Copia de nuevo el texto sobre cómo evitar las tentaciones al bajar de peso, desde "En los momentos en" hasta "y no sedentario." inclusive, y cambia "walkman" por "auriculares".

─── Fragmento del documento ───

Al restringir ciertos alimentos con una mayor cantidad de gasa mala (galletitas, carnes grasas, fiambres, embutidos, etc.)  y aumentar el consumo de líquidos se logra salir de las mesetas y reanudar el descenso de peso. De ahí en más, ¿qué debes tener presente para no tentarte?

Un punto indispensable es que puedas dominar situaciones. Para ello, insisto en que tu mente debe estar siempre alerta. Recuerda que si te tientas y pierdes el control, te desanimarás. Si esto sucede, sigue adelante. No olvides que el proceso de adelgazamiento no es una carrera, sino un camino largo, con tramos en los que te resultará fácil avanzar y otros en los que tendrás que enfrentar muchos obstáculos. Por lo tanto, sigue. Llegarás a la meta si no dudas de ello.

En los momentos en que no estés tentado, cierra los ojos y pregúntate: “¿Por qué me tiento? ¿Acaso no quiero lograr mi objetivo? ¿Cómo es posible que un alimento me domine?”. Considérate un ser fuerte, capaz de vencer la tentación y de lograr buenos resultados.

Si tu pensamiento está cargado con la palabra “comida”, en algún momento perderás el control. Cuando tu espíritu se encuentre abierto a los cambios, trabaja en la búsqueda de otros placeres que contribuyan a que no estés pendiente de la ingesta.

El movimiento es de vital importancia. Si lo combinas con algo gratificante te sentirás feliz al realizarlo. Por ejemplo, si te gusta la música, el solo hecho de escucharla te ayudará a despejar la mente, pero si la escuchas con walkman mientras das una caminata te servirá, además, para estar activo y no sedentario.

Ten en la heladera o en la alacena colaciones rápidas para los momentos de tentación, cuidando que sean las adecuadas para no perjudicar la evolución del tratamiento. Por ejemplo: postres dietéticos en compoteras pequeñas, frutas frescas con cáscara, pickles, pochoclo sin azúcar, frutas secas (un puñado pequeño).

Para evitar tentaciones en el mercado,

  • anota lo que vas a consumir durante 1 semana;
  • compra después de haber almorzado;
  • haz un cálculo aproximado de lo que vas a gastar y no lleves dinero de más;
  • no compres alimentos que puedan llegar a tentarte.

Si debes comprar para tus familiares alimentos que no están en tu menú semanal, guárdalos en cajas herméticas cerradas con cinta adhesiva y ubícalos en estantes altos. En lo posible, procura que quienes los van a consumir se encarguen de administrarlos sin tu intervención.

Si esas precauciones no bastan, coloca en las cajas carteles que resalten que esos alimentos obstaculizan la buena evolución de tu tratamiento: “¡No me comas, sigue luchando! ¡Esfuérzate por bajar de peso! ¡Continúa venciendo la tentación!”.

No permanezcas todo el día en la cocina. Dedícate a cocinar en los momentos de menos apetito. Mientras lo hagas, recurre a entrecomidas que quiten la compulsión: alimentos duros como zanahoria cruda (entera, no rallada), manzana ácida, pickles.

Valora lo que has logrado. No te detengas obsesivamente en los errores cometidos… Enfréntate con ellos y busca soluciones. Avanza con tenacidad y alegría.

─── Datos extraídos ───

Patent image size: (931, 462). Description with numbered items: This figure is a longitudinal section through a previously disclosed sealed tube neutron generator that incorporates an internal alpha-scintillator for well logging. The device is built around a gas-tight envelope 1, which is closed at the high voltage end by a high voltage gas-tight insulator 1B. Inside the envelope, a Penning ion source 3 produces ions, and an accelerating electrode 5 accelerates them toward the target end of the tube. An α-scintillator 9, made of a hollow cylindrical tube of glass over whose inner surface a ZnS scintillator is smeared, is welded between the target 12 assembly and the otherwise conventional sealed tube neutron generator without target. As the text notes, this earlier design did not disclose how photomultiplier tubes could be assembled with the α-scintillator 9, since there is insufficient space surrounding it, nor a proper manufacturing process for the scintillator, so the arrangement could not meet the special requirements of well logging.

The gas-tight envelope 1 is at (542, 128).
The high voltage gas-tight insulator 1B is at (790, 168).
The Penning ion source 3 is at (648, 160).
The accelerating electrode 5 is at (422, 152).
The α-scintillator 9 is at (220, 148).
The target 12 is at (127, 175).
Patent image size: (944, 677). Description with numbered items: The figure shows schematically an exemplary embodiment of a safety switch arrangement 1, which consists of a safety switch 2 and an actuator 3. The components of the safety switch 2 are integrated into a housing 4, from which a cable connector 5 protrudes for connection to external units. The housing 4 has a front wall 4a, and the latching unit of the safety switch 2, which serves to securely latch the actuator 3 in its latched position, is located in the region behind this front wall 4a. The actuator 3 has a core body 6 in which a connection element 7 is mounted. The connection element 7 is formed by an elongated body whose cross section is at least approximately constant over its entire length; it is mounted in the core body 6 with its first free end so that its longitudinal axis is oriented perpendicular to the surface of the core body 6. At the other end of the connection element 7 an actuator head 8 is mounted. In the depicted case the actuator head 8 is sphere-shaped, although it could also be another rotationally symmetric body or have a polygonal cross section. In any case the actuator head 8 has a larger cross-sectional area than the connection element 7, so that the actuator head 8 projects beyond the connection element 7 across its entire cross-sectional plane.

───

* La respuesta *
En los momentos en que no estés tentado, cierra los ojos y pregúntate: “¿Por qué me tiento? ¿Acaso no quiero lograr mi objetivo? ¿Cómo es posible que un alimento me domine?”. Considérate un ser fuerte, capaz de vencer la tentación y de lograr buenos resultados.

Si tu pensamiento está cargado con la palabra “comida”, en algún momento perderás el control. Cuando tu espíritu se encuentre abierto a los cambios, trabaja en la búsqueda de otros placeres que contribuyan a que no estés pendiente de la ingesta.

El movimiento es de vital importancia. Si lo combinas con algo gratificante te sentirás feliz al realizarlo. Por ejemplo, si te gusta la música, el solo hecho de escucharla te ayudará a despejar la mente, pero si la escuchas con auriculares mientras das una caminata te servirá, además, para estar activo y no sedentario.